Request: Work through the material below and count the lines holding the word "一分收获"; give that count and nothing more.

^^^^

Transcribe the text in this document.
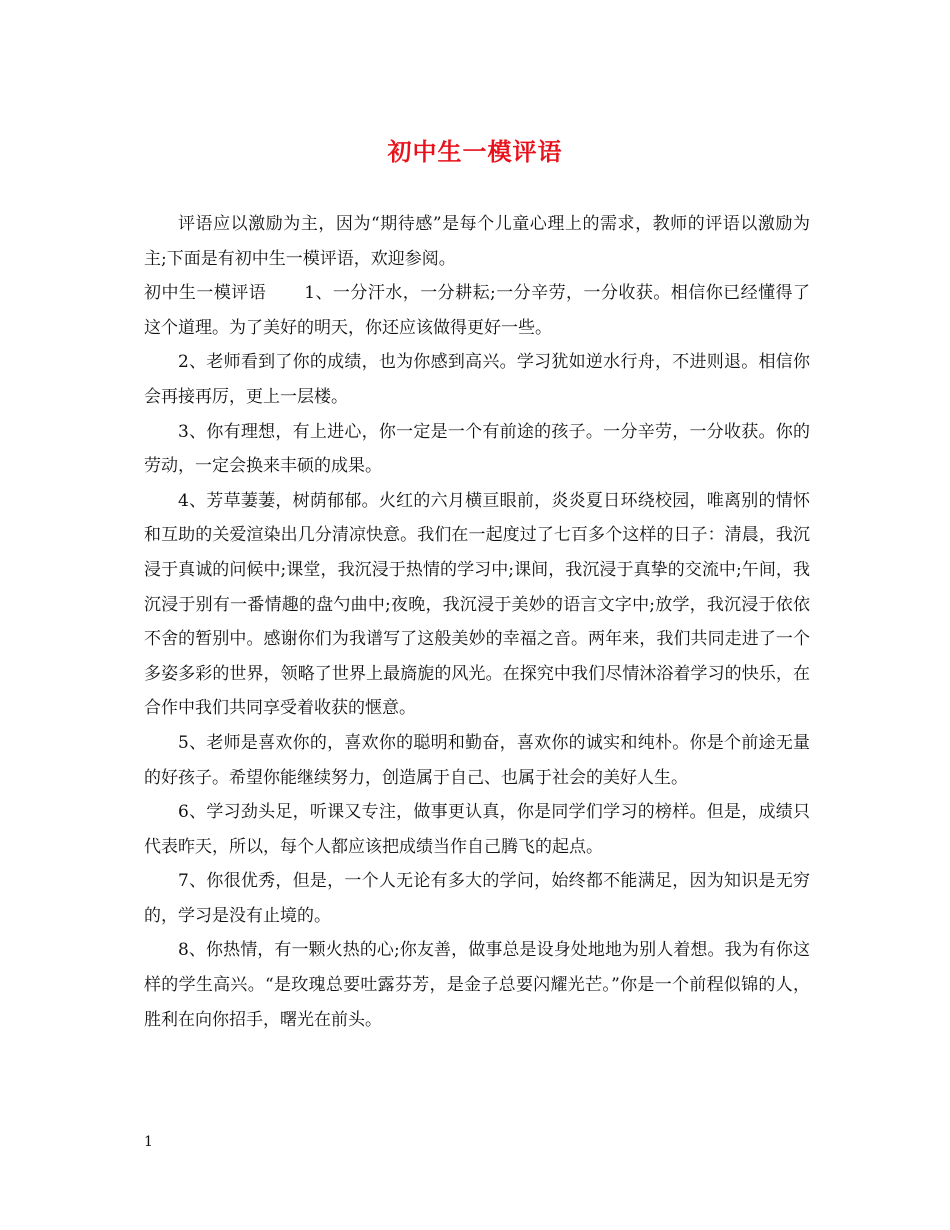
初中生一模评语

评语应以激励为主，因为“期待感”是每个儿童心理上的需求，教师的评语以激励为主;下面是有初中生一模评语，欢迎参阅。

初中生一模评语 1、一分汗水，一分耕耘;一分辛劳，一分收获。相信你已经懂得了这个道理。为了美好的明天，你还应该做得更好一些。

2、老师看到了你的成绩，也为你感到高兴。学习犹如逆水行舟，不进则退。相信你会再接再厉，更上一层楼。

3、你有理想，有上进心，你一定是一个有前途的孩子。一分辛劳，一分收获。你的劳动，一定会换来丰硕的成果。

4、芳草萋萋，树荫郁郁。火红的六月横亘眼前，炎炎夏日环绕校园，唯离别的情怀和互助的关爱渲染出几分清凉快意。我们在一起度过了七百多个这样的日子：清晨，我沉浸于真诚的问候中;课堂，我沉浸于热情的学习中;课间，我沉浸于真挚的交流中;午间，我沉浸于别有一番情趣的盘勺曲中;夜晚，我沉浸于美妙的语言文字中;放学，我沉浸于依依不舍的暂别中。感谢你们为我谱写了这般美妙的幸福之音。两年来，我们共同走进了一个多姿多彩的世界，领略了世界上最旖旎的风光。在探究中我们尽情沐浴着学习的快乐，在合作中我们共同享受着收获的惬意。

5、老师是喜欢你的，喜欢你的聪明和勤奋，喜欢你的诚实和纯朴。你是个前途无量的好孩子。希望你能继续努力，创造属于自己、也属于社会的美好人生。

6、学习劲头足，听课又专注，做事更认真，你是同学们学习的榜样。但是，成绩只代表昨天，所以，每个人都应该把成绩当作自己腾飞的起点。

7、你很优秀，但是，一个人无论有多大的学问，始终都不能满足，因为知识是无穷的，学习是没有止境的。

8、你热情，有一颗火热的心;你友善，做事总是设身处地地为别人着想。我为有你这样的学生高兴。“是玫瑰总要吐露芬芳，是金子总要闪耀光芒。”你是一个前程似锦的人，胜利在向你招手，曙光在前头。

1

^^^^

Finished task: 2